═══ Source material ═══

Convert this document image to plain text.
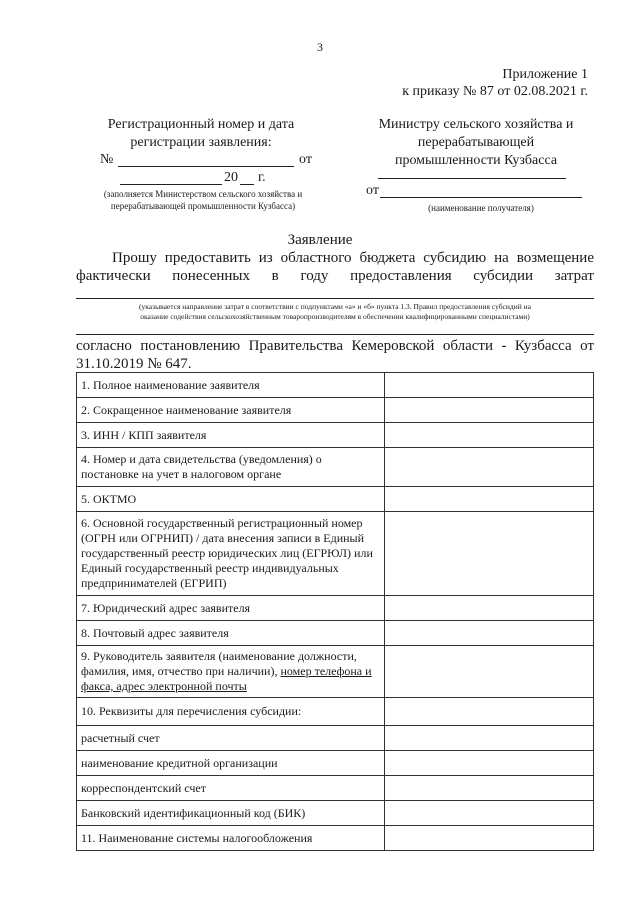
3
Приложение 1
к приказу № 87 от 02.08.2021 г.
Регистрационный номер и дата
регистрации заявления:
№	от
20 г.
(заполняется Министерством сельского хозяйства и
перерабатывающей промышленности Кузбасса)
Министру сельского хозяйства и
перерабатывающей
промышленности Кузбасса
от
(наименование получателя)
Заявление
Прошу предоставить из областного бюджета субсидию на возмещение
фактически понесенных в году предоставления субсидии затрат
(указывается направление затрат в соответствии с подпунктами «а» и «б» пункта 1.3. Правил предоставления субсидий на
оказание содействия сельскохозяйственным товаропроизводителям в обеспечении квалифицированными специалистами)
согласно постановлению Правительства Кемеровской области - Кузбасса от
31.10.2019 № 647.
1. Полное наименование заявителя	
2. Сокращенное наименование заявителя	
3. ИНН / КПП заявителя	
4. Номер и дата свидетельства (уведомления) о постановке на учет в налоговом органе	
5. ОКТМО	
6. Основной государственный регистрационный номер (ОГРН или ОГРНИП) / дата внесения записи в Единый государственный реестр юридических лиц (ЕГРЮЛ) или Единый государственный реестр индивидуальных предпринимателей (ЕГРИП)	
7. Юридический адрес заявителя	
8. Почтовый адрес заявителя	
9. Руководитель заявителя (наименование должности, фамилия, имя, отчество при наличии), номер телефона и факса, адрес электронной почты	
10. Реквизиты для перечисления субсидии:	
расчетный счет	
наименование кредитной организации	
корреспондентский счет	
Банковский идентификационный код (БИК)	
11. Наименование системы налогообложения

═══

→ **Problem description**
Return all the lines that contain the string "адрес".

→ **Output**
7. Юридический адрес заявителя	
8. Почтовый адрес заявителя	
9. Руководитель заявителя (наименование должности, фамилия, имя, отчество при наличии), номер телефона и факса, адрес электронной почты	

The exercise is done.